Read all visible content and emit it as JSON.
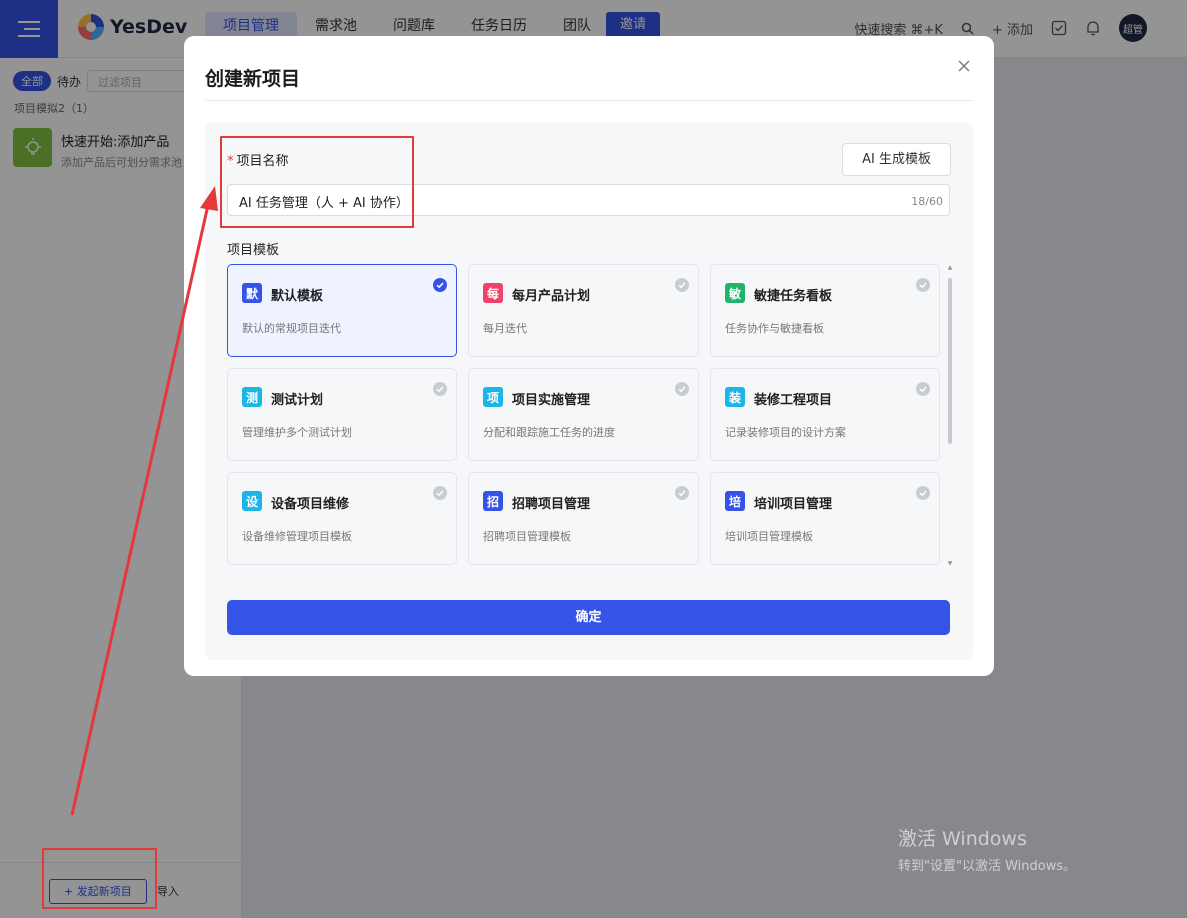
{
  "app": {
    "brand": "YesDev",
    "nav": [
      {
        "label": "项目管理",
        "active": true
      },
      {
        "label": "需求池",
        "active": false
      },
      {
        "label": "问题库",
        "active": false
      },
      {
        "label": "任务日历",
        "active": false
      },
      {
        "label": "团队",
        "active": false
      }
    ],
    "invite_label": "邀请",
    "quick_search": "快速搜索 ⌘+K",
    "add_label": "+ 添加",
    "avatar_text": "超管",
    "accent_color": "#3553e6"
  },
  "sidebar": {
    "filter_all": "全部",
    "filter_todo": "待办",
    "filter_placeholder": "过滤项目",
    "group_label": "项目模拟2（1）",
    "project": {
      "title": "快速开始:添加产品",
      "subtitle": "添加产品后可划分需求池"
    },
    "new_project_label": "+ 发起新项目",
    "import_label": "导入"
  },
  "modal": {
    "title": "创建新项目",
    "name_label": "项目名称",
    "required_mark": "*",
    "ai_template_label": "AI 生成模板",
    "name_value": "AI 任务管理（人 + AI 协作）",
    "name_count": "18/60",
    "template_label": "项目模板",
    "templates": [
      {
        "badge": "默",
        "name": "默认模板",
        "desc": "默认的常规项目迭代",
        "color": "#3553e6",
        "selected": true
      },
      {
        "badge": "每",
        "name": "每月产品计划",
        "desc": "每月迭代",
        "color": "#f0426a",
        "selected": false
      },
      {
        "badge": "敏",
        "name": "敏捷任务看板",
        "desc": "任务协作与敏捷看板",
        "color": "#1fb36b",
        "selected": false
      },
      {
        "badge": "测",
        "name": "测试计划",
        "desc": "管理维护多个测试计划",
        "color": "#1cb5e8",
        "selected": false
      },
      {
        "badge": "项",
        "name": "项目实施管理",
        "desc": "分配和跟踪施工任务的进度",
        "color": "#1cb5e8",
        "selected": false
      },
      {
        "badge": "装",
        "name": "装修工程项目",
        "desc": "记录装修项目的设计方案",
        "color": "#1cb5e8",
        "selected": false
      },
      {
        "badge": "设",
        "name": "设备项目维修",
        "desc": "设备维修管理项目模板",
        "color": "#1cb5e8",
        "selected": false
      },
      {
        "badge": "招",
        "name": "招聘项目管理",
        "desc": "招聘项目管理模板",
        "color": "#3553e6",
        "selected": false
      },
      {
        "badge": "培",
        "name": "培训项目管理",
        "desc": "培训项目管理模板",
        "color": "#3553e6",
        "selected": false
      }
    ],
    "confirm_label": "确定"
  },
  "watermark": {
    "win_title": "激活 Windows",
    "win_sub": "转到\"设置\"以激活 Windows。"
  },
  "annotation_color": "#e5383b"
}
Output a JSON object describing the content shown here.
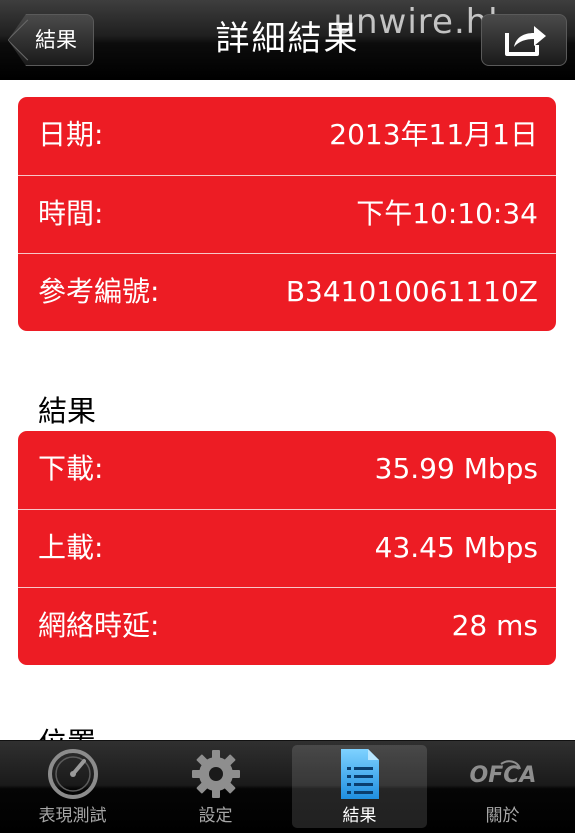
{
  "navbar": {
    "back_label": "結果",
    "title": "詳細結果",
    "watermark": "unwire.hk"
  },
  "info": {
    "rows": [
      {
        "label": "日期:",
        "value": "2013年11月1日"
      },
      {
        "label": "時間:",
        "value": "下午10:10:34"
      },
      {
        "label": "參考編號:",
        "value": "B341010061110Z"
      }
    ]
  },
  "results": {
    "header": "結果",
    "rows": [
      {
        "label": "下載:",
        "value": "35.99 Mbps"
      },
      {
        "label": "上載:",
        "value": "43.45 Mbps"
      },
      {
        "label": "網絡時延:",
        "value": "28 ms"
      }
    ]
  },
  "next_section": {
    "header": "位置"
  },
  "tabbar": {
    "tabs": [
      {
        "label": "表現測試",
        "icon": "speedometer-icon",
        "active": false
      },
      {
        "label": "設定",
        "icon": "gear-icon",
        "active": false
      },
      {
        "label": "結果",
        "icon": "document-list-icon",
        "active": true
      },
      {
        "label": "關於",
        "icon": "ofca-logo-icon",
        "active": false,
        "icon_text": "OFCA"
      }
    ]
  },
  "colors": {
    "accent_red": "#ed1c24",
    "navbar": "#000000",
    "tab_active_icon": "#35a9f0"
  }
}
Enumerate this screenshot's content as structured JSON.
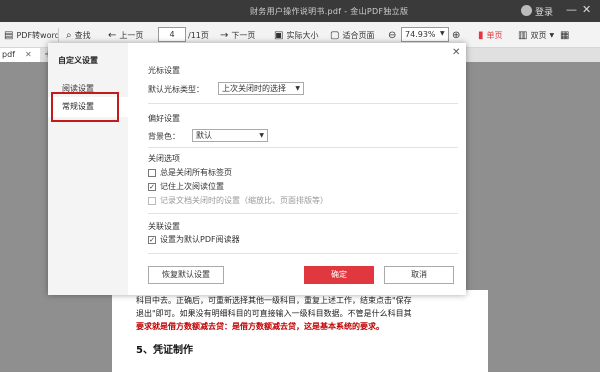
{
  "window": {
    "title": "财务用户操作说明书.pdf - 金山PDF独立版",
    "login_label": "登录",
    "minimize_glyph": "—",
    "close_glyph": "✕"
  },
  "toolbar": {
    "app_label": "PDF转word",
    "find_label": "查找",
    "prev_label": "上一页",
    "page_value": "4",
    "page_total": "/11页",
    "next_label": "下一页",
    "actual_size_label": "实际大小",
    "fit_page_label": "适合页面",
    "zoom_value": "74.93%",
    "single_label": "单页",
    "double_label": "双页"
  },
  "tabs": {
    "doc_tab_label": "pdf",
    "tab_close": "✕",
    "add_tab": "+"
  },
  "dialog": {
    "sidebar": {
      "title": "自定义设置",
      "items": [
        {
          "label": "阅读设置"
        },
        {
          "label": "常规设置"
        }
      ]
    },
    "close_glyph": "✕",
    "cursor": {
      "section_title": "光标设置",
      "default_cursor_label": "默认光标类型：",
      "default_cursor_value": "上次关闭时的选择"
    },
    "preference": {
      "section_title": "偏好设置",
      "bg_label": "背景色：",
      "bg_value": "默认"
    },
    "close_options": {
      "section_title": "关闭选项",
      "options": [
        {
          "label": "总是关闭所有标签页",
          "checked": false,
          "disabled": false
        },
        {
          "label": "记住上次阅读位置",
          "checked": true,
          "disabled": false
        },
        {
          "label": "记录文档关闭时的设置（缩放比、页面排版等）",
          "checked": false,
          "disabled": true
        }
      ]
    },
    "association": {
      "section_title": "关联设置",
      "default_reader_label": "设置为默认PDF阅读器",
      "default_reader_checked": true
    },
    "buttons": {
      "restore_label": "恢复默认设置",
      "ok_label": "确定",
      "cancel_label": "取消"
    }
  },
  "document": {
    "line1": "科目中去。正确后，可重新选择其他一级科目，重复上述工作，结束点击\"保存",
    "line2": "退出\"即可。如果没有明细科目的可直接输入一级科目数据。不管是什么科目其",
    "line3": "要求就是借方数额减去贷：是借方数额减去贷，这是基本系统的要求。",
    "heading": "5、凭证制作"
  },
  "colors": {
    "accent": "#e0383e",
    "highlight_border": "#c41a1a",
    "title_bar": "#3a3a3a"
  }
}
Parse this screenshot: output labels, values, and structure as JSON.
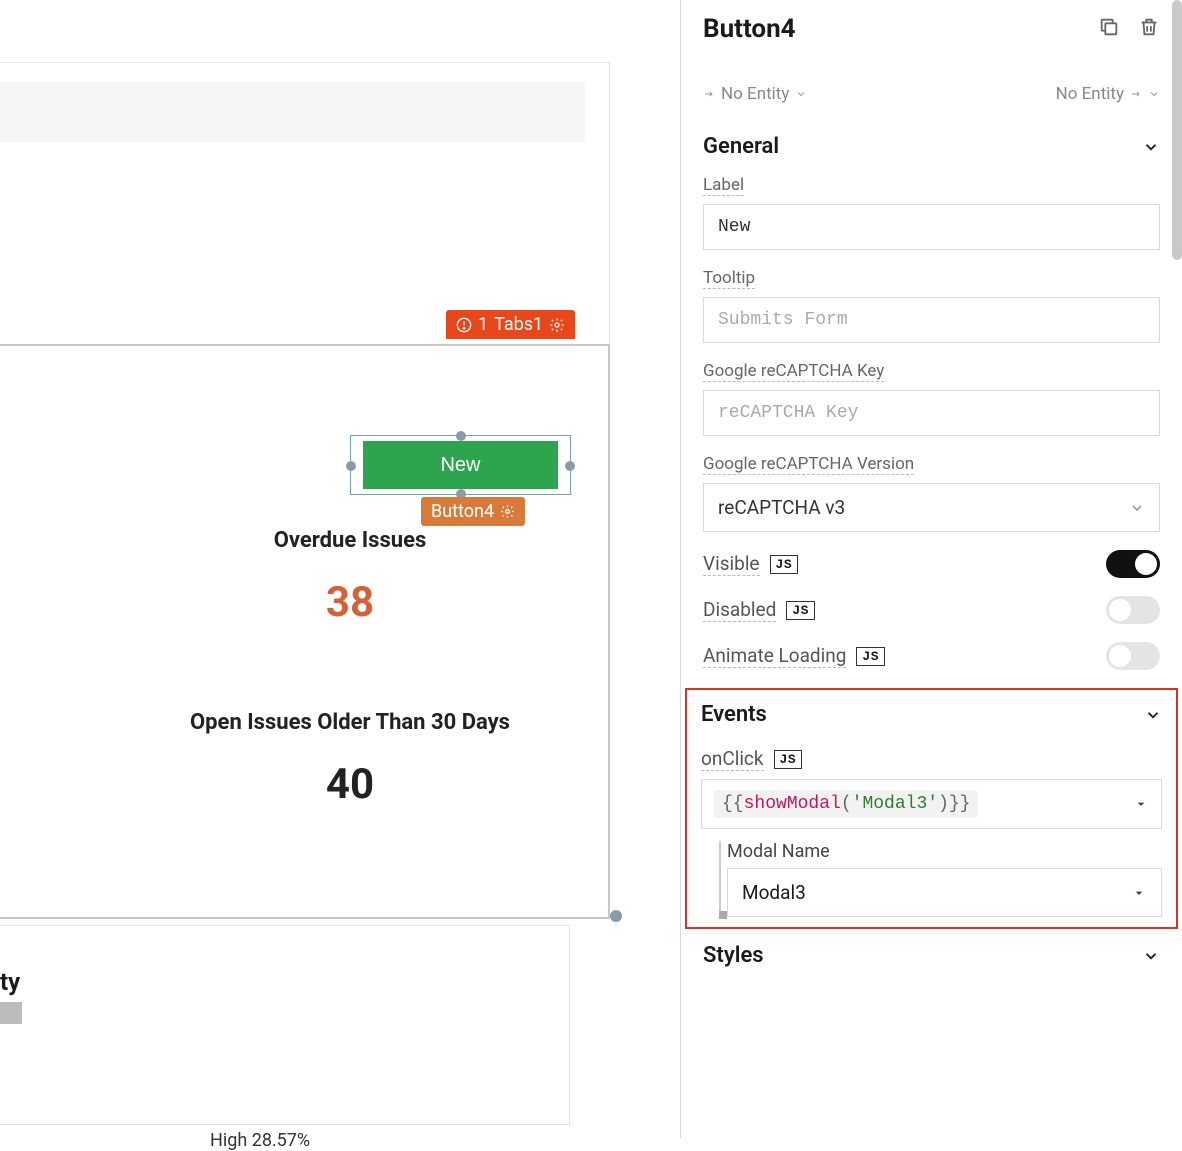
{
  "canvas": {
    "tabs_tag": {
      "count": "1",
      "label": "Tabs1"
    },
    "new_button": {
      "label": "New"
    },
    "button4_tag": "Button4",
    "metric1": {
      "label": "Overdue Issues",
      "value": "38"
    },
    "metric2": {
      "label": "Open Issues Older Than 30 Days",
      "value": "40"
    },
    "ty_fragment": "ty",
    "high_fragment": "High  28.57%"
  },
  "panel": {
    "title": "Button4",
    "entity_left": "No Entity",
    "entity_right": "No Entity",
    "sections": {
      "general": "General",
      "events": "Events",
      "styles": "Styles"
    },
    "fields": {
      "label": {
        "label": "Label",
        "value": "New"
      },
      "tooltip": {
        "label": "Tooltip",
        "placeholder": "Submits Form"
      },
      "recaptcha_key": {
        "label": "Google reCAPTCHA Key",
        "placeholder": "reCAPTCHA Key"
      },
      "recaptcha_version": {
        "label": "Google reCAPTCHA Version",
        "value": "reCAPTCHA v3"
      }
    },
    "toggles": {
      "visible": {
        "label": "Visible",
        "on": true
      },
      "disabled": {
        "label": "Disabled",
        "on": false
      },
      "animate": {
        "label": "Animate Loading",
        "on": false
      }
    },
    "events": {
      "onclick_label": "onClick",
      "code": {
        "open": "{{",
        "fn": "showModal",
        "lp": "(",
        "arg": "'Modal3'",
        "rp": ")",
        "close": "}}"
      },
      "modal_label": "Modal Name",
      "modal_value": "Modal3"
    },
    "js_badge": "JS"
  }
}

● **Task requirements**: Filter the listing above for the string "screenshot" and copy every matching line.

● **Correct answer**:
Enumerate this screenshot's content as structured JSON.
Parse this screenshot: output labels, values, and structure as JSON.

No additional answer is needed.